Exercise goal: Select all lines in the records that include "중구시니어클럽".

=-=-=-=-=

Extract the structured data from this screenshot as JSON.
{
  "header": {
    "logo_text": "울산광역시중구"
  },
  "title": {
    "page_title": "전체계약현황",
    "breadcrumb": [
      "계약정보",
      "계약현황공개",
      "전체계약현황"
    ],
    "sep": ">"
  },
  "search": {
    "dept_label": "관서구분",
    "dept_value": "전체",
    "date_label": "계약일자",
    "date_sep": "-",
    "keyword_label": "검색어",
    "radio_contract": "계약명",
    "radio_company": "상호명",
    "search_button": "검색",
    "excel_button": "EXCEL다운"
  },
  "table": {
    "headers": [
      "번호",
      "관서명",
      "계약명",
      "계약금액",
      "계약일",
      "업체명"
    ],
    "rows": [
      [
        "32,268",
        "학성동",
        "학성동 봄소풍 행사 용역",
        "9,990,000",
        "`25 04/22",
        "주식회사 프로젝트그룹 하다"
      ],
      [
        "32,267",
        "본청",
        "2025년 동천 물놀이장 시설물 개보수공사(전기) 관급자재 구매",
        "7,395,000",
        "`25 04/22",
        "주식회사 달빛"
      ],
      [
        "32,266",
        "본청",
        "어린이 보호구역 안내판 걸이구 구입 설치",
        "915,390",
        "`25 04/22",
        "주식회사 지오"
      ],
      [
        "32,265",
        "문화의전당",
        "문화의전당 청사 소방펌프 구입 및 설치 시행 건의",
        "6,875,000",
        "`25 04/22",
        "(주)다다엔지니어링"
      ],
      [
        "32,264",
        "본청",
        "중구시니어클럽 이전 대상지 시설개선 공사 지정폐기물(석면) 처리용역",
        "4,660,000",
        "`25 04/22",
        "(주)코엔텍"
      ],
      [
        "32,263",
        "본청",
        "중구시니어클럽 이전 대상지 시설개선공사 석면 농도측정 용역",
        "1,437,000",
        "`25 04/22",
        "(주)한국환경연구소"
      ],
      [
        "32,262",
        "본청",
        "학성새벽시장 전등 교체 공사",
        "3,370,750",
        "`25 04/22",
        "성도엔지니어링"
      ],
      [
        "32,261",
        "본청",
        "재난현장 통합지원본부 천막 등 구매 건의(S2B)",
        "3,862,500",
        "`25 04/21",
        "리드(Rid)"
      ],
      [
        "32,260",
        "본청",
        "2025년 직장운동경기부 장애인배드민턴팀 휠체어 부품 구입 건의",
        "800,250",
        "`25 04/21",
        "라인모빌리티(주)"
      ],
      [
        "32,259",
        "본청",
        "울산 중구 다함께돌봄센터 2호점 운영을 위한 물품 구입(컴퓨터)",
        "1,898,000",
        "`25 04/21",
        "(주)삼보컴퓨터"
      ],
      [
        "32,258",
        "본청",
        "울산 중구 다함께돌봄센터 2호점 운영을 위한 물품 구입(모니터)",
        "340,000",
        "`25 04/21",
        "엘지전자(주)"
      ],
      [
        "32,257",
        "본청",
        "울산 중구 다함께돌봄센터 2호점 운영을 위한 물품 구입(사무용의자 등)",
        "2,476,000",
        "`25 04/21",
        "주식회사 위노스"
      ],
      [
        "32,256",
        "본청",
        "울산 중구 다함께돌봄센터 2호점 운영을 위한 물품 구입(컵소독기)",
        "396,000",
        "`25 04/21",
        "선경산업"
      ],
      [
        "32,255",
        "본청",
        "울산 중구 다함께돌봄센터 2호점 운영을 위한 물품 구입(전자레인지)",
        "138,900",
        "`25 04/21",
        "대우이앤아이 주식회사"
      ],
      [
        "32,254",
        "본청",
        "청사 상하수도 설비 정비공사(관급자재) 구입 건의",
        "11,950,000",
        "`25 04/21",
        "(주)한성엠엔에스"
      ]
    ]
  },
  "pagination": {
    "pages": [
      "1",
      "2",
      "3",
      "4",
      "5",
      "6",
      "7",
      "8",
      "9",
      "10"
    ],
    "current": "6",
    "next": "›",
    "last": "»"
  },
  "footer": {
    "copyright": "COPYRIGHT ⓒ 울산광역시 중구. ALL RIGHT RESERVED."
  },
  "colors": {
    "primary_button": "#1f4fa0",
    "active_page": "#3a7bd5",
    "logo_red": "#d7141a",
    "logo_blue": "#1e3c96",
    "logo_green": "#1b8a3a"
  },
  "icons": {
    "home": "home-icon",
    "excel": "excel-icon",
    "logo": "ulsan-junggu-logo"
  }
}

=-=-=-=-=

Final answer:
        "중구시니어클럽 이전 대상지 시설개선 공사 지정폐기물(석면) 처리용역",
        "중구시니어클럽 이전 대상지 시설개선공사 석면 농도측정 용역",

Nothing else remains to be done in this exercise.